#### The task
Go to the line that contains "Transcribe this image's" and extract it along with every line after it, exactly, through the end of the data below.

Stored entries:
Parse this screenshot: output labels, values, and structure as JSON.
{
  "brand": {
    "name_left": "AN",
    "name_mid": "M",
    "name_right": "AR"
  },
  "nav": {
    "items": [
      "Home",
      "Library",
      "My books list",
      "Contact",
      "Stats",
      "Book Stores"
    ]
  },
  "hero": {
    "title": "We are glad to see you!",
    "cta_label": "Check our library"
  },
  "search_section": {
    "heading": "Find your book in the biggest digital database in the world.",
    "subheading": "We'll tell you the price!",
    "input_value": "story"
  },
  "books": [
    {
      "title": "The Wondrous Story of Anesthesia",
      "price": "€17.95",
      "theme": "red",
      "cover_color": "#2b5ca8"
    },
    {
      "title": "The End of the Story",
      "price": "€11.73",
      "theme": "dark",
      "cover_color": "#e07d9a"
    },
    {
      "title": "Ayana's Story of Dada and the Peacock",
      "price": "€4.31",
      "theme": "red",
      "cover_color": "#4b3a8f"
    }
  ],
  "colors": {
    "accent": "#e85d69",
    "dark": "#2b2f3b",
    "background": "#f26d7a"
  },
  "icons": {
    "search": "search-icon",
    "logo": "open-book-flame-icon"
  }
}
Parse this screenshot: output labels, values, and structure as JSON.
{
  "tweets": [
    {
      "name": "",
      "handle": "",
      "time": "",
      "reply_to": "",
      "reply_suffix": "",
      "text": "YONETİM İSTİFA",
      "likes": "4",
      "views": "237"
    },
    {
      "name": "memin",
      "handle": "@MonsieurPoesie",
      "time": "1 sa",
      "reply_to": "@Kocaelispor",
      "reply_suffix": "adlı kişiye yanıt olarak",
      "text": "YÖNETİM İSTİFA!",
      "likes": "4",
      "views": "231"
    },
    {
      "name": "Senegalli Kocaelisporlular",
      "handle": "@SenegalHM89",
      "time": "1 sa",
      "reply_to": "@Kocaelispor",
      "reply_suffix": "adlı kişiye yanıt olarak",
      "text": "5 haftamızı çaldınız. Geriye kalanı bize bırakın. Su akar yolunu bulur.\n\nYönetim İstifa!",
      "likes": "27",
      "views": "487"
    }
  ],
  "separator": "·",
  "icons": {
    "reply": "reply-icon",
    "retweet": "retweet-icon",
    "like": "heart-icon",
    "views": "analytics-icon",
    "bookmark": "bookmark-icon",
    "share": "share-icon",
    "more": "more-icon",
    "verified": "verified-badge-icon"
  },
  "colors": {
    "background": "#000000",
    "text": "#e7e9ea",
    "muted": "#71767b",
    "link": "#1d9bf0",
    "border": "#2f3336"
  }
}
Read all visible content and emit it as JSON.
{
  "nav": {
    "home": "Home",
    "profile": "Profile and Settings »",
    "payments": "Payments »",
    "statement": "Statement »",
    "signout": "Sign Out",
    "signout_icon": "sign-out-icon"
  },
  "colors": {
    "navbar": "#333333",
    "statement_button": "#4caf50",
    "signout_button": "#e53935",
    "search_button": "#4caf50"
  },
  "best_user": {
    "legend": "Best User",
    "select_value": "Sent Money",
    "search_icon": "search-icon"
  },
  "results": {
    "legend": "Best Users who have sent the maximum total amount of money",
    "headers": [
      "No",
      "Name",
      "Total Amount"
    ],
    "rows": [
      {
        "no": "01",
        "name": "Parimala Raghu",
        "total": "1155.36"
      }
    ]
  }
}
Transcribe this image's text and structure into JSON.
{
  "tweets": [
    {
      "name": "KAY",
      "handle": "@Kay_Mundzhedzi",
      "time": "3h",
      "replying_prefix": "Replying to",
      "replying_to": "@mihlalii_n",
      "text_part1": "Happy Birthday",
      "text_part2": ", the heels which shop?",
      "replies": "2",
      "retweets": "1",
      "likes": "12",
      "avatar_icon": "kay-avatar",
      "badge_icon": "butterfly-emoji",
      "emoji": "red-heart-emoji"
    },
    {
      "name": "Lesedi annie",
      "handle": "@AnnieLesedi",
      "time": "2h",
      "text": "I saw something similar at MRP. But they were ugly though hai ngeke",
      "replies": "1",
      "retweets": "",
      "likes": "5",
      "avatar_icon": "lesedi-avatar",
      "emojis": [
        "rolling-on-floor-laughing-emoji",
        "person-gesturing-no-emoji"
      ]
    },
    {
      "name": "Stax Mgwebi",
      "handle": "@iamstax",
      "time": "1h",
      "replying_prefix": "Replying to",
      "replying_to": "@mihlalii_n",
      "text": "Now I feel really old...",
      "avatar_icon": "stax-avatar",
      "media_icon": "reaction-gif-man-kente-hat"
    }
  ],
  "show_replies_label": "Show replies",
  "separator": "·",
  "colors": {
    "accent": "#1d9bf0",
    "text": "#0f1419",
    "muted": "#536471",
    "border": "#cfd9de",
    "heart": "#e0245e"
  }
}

#### Answer for this exercise
Transcribe this image's text and structure into JSON.
{
  "tweets": [
    {
      "name": "KAY",
      "handle": "@Kay_Mundzhedzi",
      "time": "3h",
      "replying_prefix": "Replying to",
      "replying_to": "@mihlalii_n",
      "text_part1": "Happy Birthday",
      "text_part2": ", the heels which shop?",
      "replies": "2",
      "retweets": "1",
      "likes": "12",
      "avatar_icon": "kay-avatar",
      "badge_icon": "butterfly-emoji",
      "emoji": "red-heart-emoji"
    },
    {
      "name": "Lesedi annie",
      "handle": "@AnnieLesedi",
      "time": "2h",
      "text": "I saw something similar at MRP. But they were ugly though hai ngeke",
      "replies": "1",
      "retweets": "",
      "likes": "5",
      "avatar_icon": "lesedi-avatar",
      "emojis": [
        "rolling-on-floor-laughing-emoji",
        "person-gesturing-no-emoji"
      ]
    },
    {
      "name": "Stax Mgwebi",
      "handle": "@iamstax",
      "time": "1h",
      "replying_prefix": "Replying to",
      "replying_to": "@mihlalii_n",
      "text": "Now I feel really old...",
      "avatar_icon": "stax-avatar",
      "media_icon": "reaction-gif-man-kente-hat"
    }
  ],
  "show_replies_label": "Show replies",
  "separator": "·",
  "colors": {
    "accent": "#1d9bf0",
    "text": "#0f1419",
    "muted": "#536471",
    "border": "#cfd9de",
    "heart": "#e0245e"
  }
}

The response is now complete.